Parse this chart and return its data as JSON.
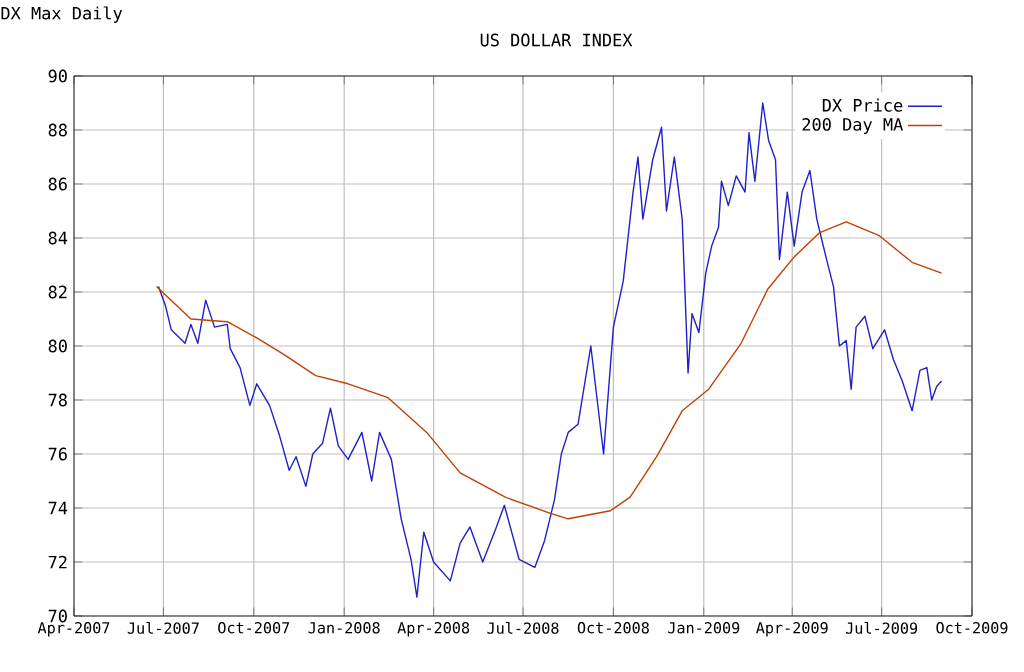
{
  "chart_data": {
    "type": "line",
    "title": "US DOLLAR INDEX",
    "annotations": [
      "DX Max Daily"
    ],
    "xlim": [
      "2007-04-01",
      "2009-10-01"
    ],
    "xticks": [
      {
        "value": "2007-04-01",
        "label": "Apr-2007"
      },
      {
        "value": "2007-07-01",
        "label": "Jul-2007"
      },
      {
        "value": "2007-10-01",
        "label": "Oct-2007"
      },
      {
        "value": "2008-01-01",
        "label": "Jan-2008"
      },
      {
        "value": "2008-04-01",
        "label": "Apr-2008"
      },
      {
        "value": "2008-07-01",
        "label": "Jul-2008"
      },
      {
        "value": "2008-10-01",
        "label": "Oct-2008"
      },
      {
        "value": "2009-01-01",
        "label": "Jan-2009"
      },
      {
        "value": "2009-04-01",
        "label": "Apr-2009"
      },
      {
        "value": "2009-07-01",
        "label": "Jul-2009"
      },
      {
        "value": "2009-10-01",
        "label": "Oct-2009"
      }
    ],
    "ylim": [
      70,
      90
    ],
    "yticks": [
      70,
      72,
      74,
      76,
      78,
      80,
      82,
      84,
      86,
      88,
      90
    ],
    "grid": true,
    "legend": "top right",
    "marker": "none",
    "line_style": "solid",
    "series": [
      {
        "name": "DX Price",
        "color": "#2020c8",
        "x": [
          "2007-06-26",
          "2007-07-03",
          "2007-07-09",
          "2007-07-23",
          "2007-07-29",
          "2007-08-05",
          "2007-08-13",
          "2007-08-22",
          "2007-09-04",
          "2007-09-07",
          "2007-09-17",
          "2007-09-27",
          "2007-10-04",
          "2007-10-17",
          "2007-10-27",
          "2007-11-06",
          "2007-11-13",
          "2007-11-23",
          "2007-11-30",
          "2007-12-10",
          "2007-12-18",
          "2007-12-26",
          "2008-01-05",
          "2008-01-19",
          "2008-01-29",
          "2008-02-06",
          "2008-02-18",
          "2008-02-28",
          "2008-03-09",
          "2008-03-15",
          "2008-03-22",
          "2008-04-01",
          "2008-04-18",
          "2008-04-28",
          "2008-05-08",
          "2008-05-21",
          "2008-06-03",
          "2008-06-12",
          "2008-06-27",
          "2008-07-13",
          "2008-07-23",
          "2008-08-02",
          "2008-08-09",
          "2008-08-16",
          "2008-08-26",
          "2008-09-08",
          "2008-09-21",
          "2008-10-01",
          "2008-10-11",
          "2008-10-21",
          "2008-10-26",
          "2008-10-31",
          "2008-11-10",
          "2008-11-19",
          "2008-11-24",
          "2008-12-02",
          "2008-12-10",
          "2008-12-16",
          "2008-12-20",
          "2008-12-27",
          "2009-01-03",
          "2009-01-09",
          "2009-01-16",
          "2009-01-19",
          "2009-01-26",
          "2009-02-03",
          "2009-02-12",
          "2009-02-16",
          "2009-02-22",
          "2009-03-02",
          "2009-03-08",
          "2009-03-15",
          "2009-03-19",
          "2009-03-27",
          "2009-04-03",
          "2009-04-11",
          "2009-04-19",
          "2009-04-26",
          "2009-05-06",
          "2009-05-13",
          "2009-05-19",
          "2009-05-26",
          "2009-05-31",
          "2009-06-05",
          "2009-06-14",
          "2009-06-22",
          "2009-07-04",
          "2009-07-13",
          "2009-07-22",
          "2009-08-01",
          "2009-08-09",
          "2009-08-16",
          "2009-08-21",
          "2009-08-26",
          "2009-08-31"
        ],
        "values": [
          82.2,
          81.5,
          80.6,
          80.1,
          80.8,
          80.1,
          81.7,
          80.7,
          80.8,
          79.9,
          79.2,
          77.8,
          78.6,
          77.8,
          76.7,
          75.4,
          75.9,
          74.8,
          76.0,
          76.4,
          77.7,
          76.3,
          75.8,
          76.8,
          75.0,
          76.8,
          75.8,
          73.6,
          72.1,
          70.7,
          73.1,
          72.0,
          71.3,
          72.7,
          73.3,
          72.0,
          73.2,
          74.1,
          72.1,
          71.8,
          72.8,
          74.3,
          76.0,
          76.8,
          77.1,
          80.0,
          76.0,
          80.7,
          82.4,
          85.7,
          87.0,
          84.7,
          86.9,
          88.1,
          85.0,
          87.0,
          84.7,
          79.0,
          81.2,
          80.5,
          82.7,
          83.7,
          84.4,
          86.1,
          85.2,
          86.3,
          85.7,
          87.9,
          86.1,
          89.0,
          87.6,
          86.9,
          83.2,
          85.7,
          83.7,
          85.7,
          86.5,
          84.7,
          83.2,
          82.2,
          80.0,
          80.2,
          78.4,
          80.7,
          81.1,
          79.9,
          80.6,
          79.5,
          78.7,
          77.6,
          79.1,
          79.2,
          78.0,
          78.5,
          78.7
        ]
      },
      {
        "name": "200 Day MA",
        "color": "#c04000",
        "x": [
          "2007-06-24",
          "2007-07-29",
          "2007-09-04",
          "2007-10-04",
          "2007-10-31",
          "2007-12-03",
          "2008-01-05",
          "2008-02-14",
          "2008-03-25",
          "2008-04-28",
          "2008-06-13",
          "2008-07-29",
          "2008-08-16",
          "2008-09-28",
          "2008-10-18",
          "2008-11-14",
          "2008-12-10",
          "2009-01-06",
          "2009-02-08",
          "2009-03-07",
          "2009-04-03",
          "2009-04-29",
          "2009-05-26",
          "2009-06-28",
          "2009-08-01",
          "2009-08-31"
        ],
        "values": [
          82.2,
          81.0,
          80.9,
          80.3,
          79.7,
          78.9,
          78.6,
          78.1,
          76.8,
          75.3,
          74.4,
          73.8,
          73.6,
          73.9,
          74.4,
          75.9,
          77.6,
          78.4,
          80.1,
          82.1,
          83.3,
          84.2,
          84.6,
          84.1,
          83.1,
          82.7
        ]
      }
    ]
  }
}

·····

Work to be completed = Reproduce each line exactly, please, except for any pictures.

Exercise output =
Parse this chart and return its data as JSON.
{
  "chart_data": {
    "type": "line",
    "title": "US DOLLAR INDEX",
    "annotations": [
      "DX Max Daily"
    ],
    "xlim": [
      "2007-04-01",
      "2009-10-01"
    ],
    "xticks": [
      {
        "value": "2007-04-01",
        "label": "Apr-2007"
      },
      {
        "value": "2007-07-01",
        "label": "Jul-2007"
      },
      {
        "value": "2007-10-01",
        "label": "Oct-2007"
      },
      {
        "value": "2008-01-01",
        "label": "Jan-2008"
      },
      {
        "value": "2008-04-01",
        "label": "Apr-2008"
      },
      {
        "value": "2008-07-01",
        "label": "Jul-2008"
      },
      {
        "value": "2008-10-01",
        "label": "Oct-2008"
      },
      {
        "value": "2009-01-01",
        "label": "Jan-2009"
      },
      {
        "value": "2009-04-01",
        "label": "Apr-2009"
      },
      {
        "value": "2009-07-01",
        "label": "Jul-2009"
      },
      {
        "value": "2009-10-01",
        "label": "Oct-2009"
      }
    ],
    "ylim": [
      70,
      90
    ],
    "yticks": [
      70,
      72,
      74,
      76,
      78,
      80,
      82,
      84,
      86,
      88,
      90
    ],
    "grid": true,
    "legend": "top right",
    "marker": "none",
    "line_style": "solid",
    "series": [
      {
        "name": "DX Price",
        "color": "#2020c8",
        "x": [
          "2007-06-26",
          "2007-07-03",
          "2007-07-09",
          "2007-07-23",
          "2007-07-29",
          "2007-08-05",
          "2007-08-13",
          "2007-08-22",
          "2007-09-04",
          "2007-09-07",
          "2007-09-17",
          "2007-09-27",
          "2007-10-04",
          "2007-10-17",
          "2007-10-27",
          "2007-11-06",
          "2007-11-13",
          "2007-11-23",
          "2007-11-30",
          "2007-12-10",
          "2007-12-18",
          "2007-12-26",
          "2008-01-05",
          "2008-01-19",
          "2008-01-29",
          "2008-02-06",
          "2008-02-18",
          "2008-02-28",
          "2008-03-09",
          "2008-03-15",
          "2008-03-22",
          "2008-04-01",
          "2008-04-18",
          "2008-04-28",
          "2008-05-08",
          "2008-05-21",
          "2008-06-03",
          "2008-06-12",
          "2008-06-27",
          "2008-07-13",
          "2008-07-23",
          "2008-08-02",
          "2008-08-09",
          "2008-08-16",
          "2008-08-26",
          "2008-09-08",
          "2008-09-21",
          "2008-10-01",
          "2008-10-11",
          "2008-10-21",
          "2008-10-26",
          "2008-10-31",
          "2008-11-10",
          "2008-11-19",
          "2008-11-24",
          "2008-12-02",
          "2008-12-10",
          "2008-12-16",
          "2008-12-20",
          "2008-12-27",
          "2009-01-03",
          "2009-01-09",
          "2009-01-16",
          "2009-01-19",
          "2009-01-26",
          "2009-02-03",
          "2009-02-12",
          "2009-02-16",
          "2009-02-22",
          "2009-03-02",
          "2009-03-08",
          "2009-03-15",
          "2009-03-19",
          "2009-03-27",
          "2009-04-03",
          "2009-04-11",
          "2009-04-19",
          "2009-04-26",
          "2009-05-06",
          "2009-05-13",
          "2009-05-19",
          "2009-05-26",
          "2009-05-31",
          "2009-06-05",
          "2009-06-14",
          "2009-06-22",
          "2009-07-04",
          "2009-07-13",
          "2009-07-22",
          "2009-08-01",
          "2009-08-09",
          "2009-08-16",
          "2009-08-21",
          "2009-08-26",
          "2009-08-31"
        ],
        "values": [
          82.2,
          81.5,
          80.6,
          80.1,
          80.8,
          80.1,
          81.7,
          80.7,
          80.8,
          79.9,
          79.2,
          77.8,
          78.6,
          77.8,
          76.7,
          75.4,
          75.9,
          74.8,
          76.0,
          76.4,
          77.7,
          76.3,
          75.8,
          76.8,
          75.0,
          76.8,
          75.8,
          73.6,
          72.1,
          70.7,
          73.1,
          72.0,
          71.3,
          72.7,
          73.3,
          72.0,
          73.2,
          74.1,
          72.1,
          71.8,
          72.8,
          74.3,
          76.0,
          76.8,
          77.1,
          80.0,
          76.0,
          80.7,
          82.4,
          85.7,
          87.0,
          84.7,
          86.9,
          88.1,
          85.0,
          87.0,
          84.7,
          79.0,
          81.2,
          80.5,
          82.7,
          83.7,
          84.4,
          86.1,
          85.2,
          86.3,
          85.7,
          87.9,
          86.1,
          89.0,
          87.6,
          86.9,
          83.2,
          85.7,
          83.7,
          85.7,
          86.5,
          84.7,
          83.2,
          82.2,
          80.0,
          80.2,
          78.4,
          80.7,
          81.1,
          79.9,
          80.6,
          79.5,
          78.7,
          77.6,
          79.1,
          79.2,
          78.0,
          78.5,
          78.7
        ]
      },
      {
        "name": "200 Day MA",
        "color": "#c04000",
        "x": [
          "2007-06-24",
          "2007-07-29",
          "2007-09-04",
          "2007-10-04",
          "2007-10-31",
          "2007-12-03",
          "2008-01-05",
          "2008-02-14",
          "2008-03-25",
          "2008-04-28",
          "2008-06-13",
          "2008-07-29",
          "2008-08-16",
          "2008-09-28",
          "2008-10-18",
          "2008-11-14",
          "2008-12-10",
          "2009-01-06",
          "2009-02-08",
          "2009-03-07",
          "2009-04-03",
          "2009-04-29",
          "2009-05-26",
          "2009-06-28",
          "2009-08-01",
          "2009-08-31"
        ],
        "values": [
          82.2,
          81.0,
          80.9,
          80.3,
          79.7,
          78.9,
          78.6,
          78.1,
          76.8,
          75.3,
          74.4,
          73.8,
          73.6,
          73.9,
          74.4,
          75.9,
          77.6,
          78.4,
          80.1,
          82.1,
          83.3,
          84.2,
          84.6,
          84.1,
          83.1,
          82.7
        ]
      }
    ]
  }
}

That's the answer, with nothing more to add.